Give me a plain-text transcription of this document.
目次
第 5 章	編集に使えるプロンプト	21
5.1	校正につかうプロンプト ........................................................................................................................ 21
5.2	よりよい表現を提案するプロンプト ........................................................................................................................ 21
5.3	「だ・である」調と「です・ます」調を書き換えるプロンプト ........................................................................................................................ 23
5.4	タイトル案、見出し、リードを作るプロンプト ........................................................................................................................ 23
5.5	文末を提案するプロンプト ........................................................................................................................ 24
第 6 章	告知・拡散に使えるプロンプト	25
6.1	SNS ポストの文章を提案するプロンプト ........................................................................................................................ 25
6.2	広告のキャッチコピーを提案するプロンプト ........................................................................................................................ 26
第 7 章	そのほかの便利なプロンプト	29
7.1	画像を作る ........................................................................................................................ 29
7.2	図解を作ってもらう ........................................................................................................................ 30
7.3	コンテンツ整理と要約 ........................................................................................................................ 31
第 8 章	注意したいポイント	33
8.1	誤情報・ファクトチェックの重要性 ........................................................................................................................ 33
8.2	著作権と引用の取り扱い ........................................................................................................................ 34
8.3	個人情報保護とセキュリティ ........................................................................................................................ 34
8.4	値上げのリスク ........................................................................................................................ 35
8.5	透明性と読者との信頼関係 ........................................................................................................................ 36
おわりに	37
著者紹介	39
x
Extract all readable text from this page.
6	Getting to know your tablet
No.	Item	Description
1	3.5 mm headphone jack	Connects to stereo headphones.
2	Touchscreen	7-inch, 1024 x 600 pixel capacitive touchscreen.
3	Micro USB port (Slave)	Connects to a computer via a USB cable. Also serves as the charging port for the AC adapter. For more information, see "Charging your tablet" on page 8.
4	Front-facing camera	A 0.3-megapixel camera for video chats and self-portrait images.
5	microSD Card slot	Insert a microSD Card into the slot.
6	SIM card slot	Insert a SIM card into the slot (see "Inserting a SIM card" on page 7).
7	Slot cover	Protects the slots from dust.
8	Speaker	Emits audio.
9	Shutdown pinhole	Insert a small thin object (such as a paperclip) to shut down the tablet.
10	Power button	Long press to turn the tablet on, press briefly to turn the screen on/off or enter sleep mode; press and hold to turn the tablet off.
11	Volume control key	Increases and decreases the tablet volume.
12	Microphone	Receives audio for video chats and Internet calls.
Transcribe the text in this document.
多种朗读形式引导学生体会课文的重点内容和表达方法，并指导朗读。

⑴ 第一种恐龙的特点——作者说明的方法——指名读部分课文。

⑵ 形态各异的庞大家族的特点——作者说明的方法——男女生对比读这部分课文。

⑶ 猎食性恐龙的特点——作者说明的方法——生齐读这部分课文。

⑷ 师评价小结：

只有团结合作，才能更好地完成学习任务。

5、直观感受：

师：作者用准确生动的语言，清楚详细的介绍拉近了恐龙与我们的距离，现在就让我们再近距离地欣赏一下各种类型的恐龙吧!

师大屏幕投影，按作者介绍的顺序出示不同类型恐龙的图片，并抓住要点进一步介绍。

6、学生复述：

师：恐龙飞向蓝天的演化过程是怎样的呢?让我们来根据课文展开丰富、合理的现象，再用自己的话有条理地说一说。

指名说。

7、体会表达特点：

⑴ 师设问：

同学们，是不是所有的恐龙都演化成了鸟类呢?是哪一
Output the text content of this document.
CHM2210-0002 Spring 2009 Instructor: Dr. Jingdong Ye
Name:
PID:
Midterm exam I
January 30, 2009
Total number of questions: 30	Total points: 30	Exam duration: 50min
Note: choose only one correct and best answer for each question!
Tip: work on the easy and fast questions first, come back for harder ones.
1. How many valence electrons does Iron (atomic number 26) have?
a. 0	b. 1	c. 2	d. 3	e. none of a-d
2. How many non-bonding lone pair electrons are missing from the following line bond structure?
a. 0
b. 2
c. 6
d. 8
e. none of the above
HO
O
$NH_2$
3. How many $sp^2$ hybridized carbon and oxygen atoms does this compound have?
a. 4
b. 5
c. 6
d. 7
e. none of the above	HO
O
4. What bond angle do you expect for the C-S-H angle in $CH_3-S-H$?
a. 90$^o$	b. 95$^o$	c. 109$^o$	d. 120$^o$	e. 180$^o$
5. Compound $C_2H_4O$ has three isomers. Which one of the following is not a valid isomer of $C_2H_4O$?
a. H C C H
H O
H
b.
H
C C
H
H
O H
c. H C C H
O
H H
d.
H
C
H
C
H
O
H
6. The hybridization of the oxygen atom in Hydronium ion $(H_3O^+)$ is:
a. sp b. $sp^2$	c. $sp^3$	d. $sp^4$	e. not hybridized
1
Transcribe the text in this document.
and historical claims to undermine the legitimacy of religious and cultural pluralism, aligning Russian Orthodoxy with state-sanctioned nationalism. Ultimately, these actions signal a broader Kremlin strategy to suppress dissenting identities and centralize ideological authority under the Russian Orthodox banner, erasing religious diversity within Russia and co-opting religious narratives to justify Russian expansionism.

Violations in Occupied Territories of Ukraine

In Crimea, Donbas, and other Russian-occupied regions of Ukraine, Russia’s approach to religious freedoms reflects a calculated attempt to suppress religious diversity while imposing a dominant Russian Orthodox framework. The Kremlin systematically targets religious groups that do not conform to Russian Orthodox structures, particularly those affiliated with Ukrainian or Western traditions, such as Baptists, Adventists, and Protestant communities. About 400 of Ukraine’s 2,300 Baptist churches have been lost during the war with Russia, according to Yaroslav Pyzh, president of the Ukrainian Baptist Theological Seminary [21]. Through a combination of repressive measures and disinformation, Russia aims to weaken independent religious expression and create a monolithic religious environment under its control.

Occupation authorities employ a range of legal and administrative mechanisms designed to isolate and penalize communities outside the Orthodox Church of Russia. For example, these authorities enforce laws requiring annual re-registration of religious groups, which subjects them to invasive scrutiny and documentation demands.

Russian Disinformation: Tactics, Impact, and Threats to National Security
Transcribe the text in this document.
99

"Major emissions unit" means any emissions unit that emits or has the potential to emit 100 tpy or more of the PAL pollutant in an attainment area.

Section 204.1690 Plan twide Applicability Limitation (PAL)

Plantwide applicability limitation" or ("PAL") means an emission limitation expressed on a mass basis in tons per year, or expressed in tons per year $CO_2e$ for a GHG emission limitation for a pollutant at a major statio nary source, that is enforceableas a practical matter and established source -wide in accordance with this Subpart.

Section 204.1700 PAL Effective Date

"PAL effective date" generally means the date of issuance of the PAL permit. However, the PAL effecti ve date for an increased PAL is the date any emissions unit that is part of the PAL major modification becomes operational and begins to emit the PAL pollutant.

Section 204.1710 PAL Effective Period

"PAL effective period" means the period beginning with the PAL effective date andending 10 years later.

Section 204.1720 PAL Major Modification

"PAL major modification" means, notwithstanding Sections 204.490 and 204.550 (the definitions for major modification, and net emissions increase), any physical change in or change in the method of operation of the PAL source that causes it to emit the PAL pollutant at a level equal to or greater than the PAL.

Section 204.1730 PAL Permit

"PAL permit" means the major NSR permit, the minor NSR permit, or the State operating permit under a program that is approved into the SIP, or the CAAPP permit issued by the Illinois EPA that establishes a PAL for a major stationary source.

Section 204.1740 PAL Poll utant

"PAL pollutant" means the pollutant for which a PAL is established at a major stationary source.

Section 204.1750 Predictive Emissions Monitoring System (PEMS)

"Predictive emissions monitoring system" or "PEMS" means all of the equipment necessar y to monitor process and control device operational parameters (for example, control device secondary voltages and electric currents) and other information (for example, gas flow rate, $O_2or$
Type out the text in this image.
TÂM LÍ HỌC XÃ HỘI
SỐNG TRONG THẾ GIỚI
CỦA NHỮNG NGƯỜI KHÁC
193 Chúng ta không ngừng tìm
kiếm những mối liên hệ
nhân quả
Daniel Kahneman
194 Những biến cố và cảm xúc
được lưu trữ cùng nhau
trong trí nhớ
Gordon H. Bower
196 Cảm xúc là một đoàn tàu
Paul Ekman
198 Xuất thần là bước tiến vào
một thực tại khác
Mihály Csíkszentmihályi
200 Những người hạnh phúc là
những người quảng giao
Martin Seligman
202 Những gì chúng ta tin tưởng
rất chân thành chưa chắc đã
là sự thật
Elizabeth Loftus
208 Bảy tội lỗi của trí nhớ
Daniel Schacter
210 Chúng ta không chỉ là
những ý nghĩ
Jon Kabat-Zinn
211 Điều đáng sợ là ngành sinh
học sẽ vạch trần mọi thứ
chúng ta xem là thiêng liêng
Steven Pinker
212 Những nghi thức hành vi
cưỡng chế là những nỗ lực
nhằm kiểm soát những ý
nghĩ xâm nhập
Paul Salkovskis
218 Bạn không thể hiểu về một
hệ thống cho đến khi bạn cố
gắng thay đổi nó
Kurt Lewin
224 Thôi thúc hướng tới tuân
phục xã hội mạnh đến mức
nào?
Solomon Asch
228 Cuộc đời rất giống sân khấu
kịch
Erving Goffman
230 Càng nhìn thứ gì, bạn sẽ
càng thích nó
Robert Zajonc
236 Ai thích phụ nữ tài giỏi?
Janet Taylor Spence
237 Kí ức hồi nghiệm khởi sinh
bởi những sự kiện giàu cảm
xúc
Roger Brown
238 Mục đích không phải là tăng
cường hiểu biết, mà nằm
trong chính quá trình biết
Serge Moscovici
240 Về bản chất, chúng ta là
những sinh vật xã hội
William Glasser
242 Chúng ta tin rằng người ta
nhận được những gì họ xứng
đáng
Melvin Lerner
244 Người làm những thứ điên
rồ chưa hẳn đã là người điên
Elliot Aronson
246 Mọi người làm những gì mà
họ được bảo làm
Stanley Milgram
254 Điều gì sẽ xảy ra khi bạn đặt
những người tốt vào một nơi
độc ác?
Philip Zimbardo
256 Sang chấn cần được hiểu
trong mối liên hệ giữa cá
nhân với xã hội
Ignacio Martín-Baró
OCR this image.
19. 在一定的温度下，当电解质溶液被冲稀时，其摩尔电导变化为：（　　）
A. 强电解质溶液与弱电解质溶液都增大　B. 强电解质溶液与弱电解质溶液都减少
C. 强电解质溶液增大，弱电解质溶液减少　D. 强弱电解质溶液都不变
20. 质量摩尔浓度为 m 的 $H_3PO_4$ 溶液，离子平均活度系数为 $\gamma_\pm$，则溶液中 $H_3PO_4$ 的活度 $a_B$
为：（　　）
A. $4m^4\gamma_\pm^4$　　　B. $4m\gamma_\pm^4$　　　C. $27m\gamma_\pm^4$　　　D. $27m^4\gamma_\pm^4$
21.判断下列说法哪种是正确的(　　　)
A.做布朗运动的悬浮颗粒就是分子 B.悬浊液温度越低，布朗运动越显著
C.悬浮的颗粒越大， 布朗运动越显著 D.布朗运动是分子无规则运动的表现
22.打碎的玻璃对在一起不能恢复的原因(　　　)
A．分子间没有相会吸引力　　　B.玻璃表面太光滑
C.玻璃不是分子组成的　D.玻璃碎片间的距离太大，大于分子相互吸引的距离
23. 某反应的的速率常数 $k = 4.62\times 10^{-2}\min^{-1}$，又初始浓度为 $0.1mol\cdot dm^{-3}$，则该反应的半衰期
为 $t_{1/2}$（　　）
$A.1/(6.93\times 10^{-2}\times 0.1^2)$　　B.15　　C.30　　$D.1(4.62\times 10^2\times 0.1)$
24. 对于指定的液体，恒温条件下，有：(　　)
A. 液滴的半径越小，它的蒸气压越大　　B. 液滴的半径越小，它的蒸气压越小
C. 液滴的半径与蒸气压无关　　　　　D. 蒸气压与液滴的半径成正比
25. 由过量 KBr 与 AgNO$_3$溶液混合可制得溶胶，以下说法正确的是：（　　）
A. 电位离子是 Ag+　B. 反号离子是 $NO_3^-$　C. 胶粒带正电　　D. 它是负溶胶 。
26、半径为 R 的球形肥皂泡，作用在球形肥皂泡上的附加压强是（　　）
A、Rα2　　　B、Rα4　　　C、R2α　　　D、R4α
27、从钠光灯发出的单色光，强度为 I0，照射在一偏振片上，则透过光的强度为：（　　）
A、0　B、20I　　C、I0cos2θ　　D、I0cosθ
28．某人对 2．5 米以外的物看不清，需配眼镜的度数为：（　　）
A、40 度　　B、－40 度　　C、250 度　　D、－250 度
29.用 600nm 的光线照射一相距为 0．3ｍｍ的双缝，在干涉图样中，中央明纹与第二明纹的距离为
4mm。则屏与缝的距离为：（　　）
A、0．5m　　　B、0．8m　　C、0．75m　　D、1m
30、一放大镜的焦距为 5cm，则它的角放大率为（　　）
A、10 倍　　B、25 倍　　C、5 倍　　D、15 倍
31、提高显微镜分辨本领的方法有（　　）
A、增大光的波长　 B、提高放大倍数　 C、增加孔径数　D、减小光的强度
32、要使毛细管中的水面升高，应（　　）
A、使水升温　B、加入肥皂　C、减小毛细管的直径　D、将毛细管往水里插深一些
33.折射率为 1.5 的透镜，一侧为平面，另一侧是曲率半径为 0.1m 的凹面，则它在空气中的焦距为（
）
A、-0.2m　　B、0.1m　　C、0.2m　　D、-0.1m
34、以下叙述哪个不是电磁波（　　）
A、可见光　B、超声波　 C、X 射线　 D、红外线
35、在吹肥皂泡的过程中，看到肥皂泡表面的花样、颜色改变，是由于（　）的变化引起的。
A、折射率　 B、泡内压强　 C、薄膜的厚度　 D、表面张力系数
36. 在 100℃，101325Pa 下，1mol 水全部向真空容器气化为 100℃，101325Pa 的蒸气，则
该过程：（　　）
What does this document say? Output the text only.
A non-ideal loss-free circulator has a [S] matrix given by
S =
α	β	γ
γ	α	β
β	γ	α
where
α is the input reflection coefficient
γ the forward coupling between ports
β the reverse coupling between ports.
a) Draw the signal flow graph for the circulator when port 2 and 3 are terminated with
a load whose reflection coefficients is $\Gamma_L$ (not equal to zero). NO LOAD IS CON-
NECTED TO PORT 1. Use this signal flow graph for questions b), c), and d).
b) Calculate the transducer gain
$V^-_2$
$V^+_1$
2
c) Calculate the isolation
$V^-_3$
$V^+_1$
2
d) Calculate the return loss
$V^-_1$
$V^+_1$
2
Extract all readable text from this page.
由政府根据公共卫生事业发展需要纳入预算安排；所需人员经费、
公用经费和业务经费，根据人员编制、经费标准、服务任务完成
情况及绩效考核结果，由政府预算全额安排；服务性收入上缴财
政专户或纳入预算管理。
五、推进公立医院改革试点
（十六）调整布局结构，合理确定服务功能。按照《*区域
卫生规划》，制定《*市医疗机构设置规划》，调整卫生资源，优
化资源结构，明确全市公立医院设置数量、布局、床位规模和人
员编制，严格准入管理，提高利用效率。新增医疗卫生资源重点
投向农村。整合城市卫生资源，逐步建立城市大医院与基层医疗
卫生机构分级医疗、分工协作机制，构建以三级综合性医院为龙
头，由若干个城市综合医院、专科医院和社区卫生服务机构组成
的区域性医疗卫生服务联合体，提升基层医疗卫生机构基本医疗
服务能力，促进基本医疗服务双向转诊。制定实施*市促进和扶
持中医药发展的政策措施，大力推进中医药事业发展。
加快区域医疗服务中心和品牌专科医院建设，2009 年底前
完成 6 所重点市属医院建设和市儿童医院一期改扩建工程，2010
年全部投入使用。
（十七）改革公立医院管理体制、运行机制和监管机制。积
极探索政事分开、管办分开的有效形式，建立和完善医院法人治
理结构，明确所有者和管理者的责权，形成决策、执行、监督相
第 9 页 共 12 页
══════════
What the task asks: Copy whichever lines in the listing above contain the word "audio".

Solution for this task:
8	Speaker	Emits audio.
12	Microphone	Receives audio for video chats and Internet calls.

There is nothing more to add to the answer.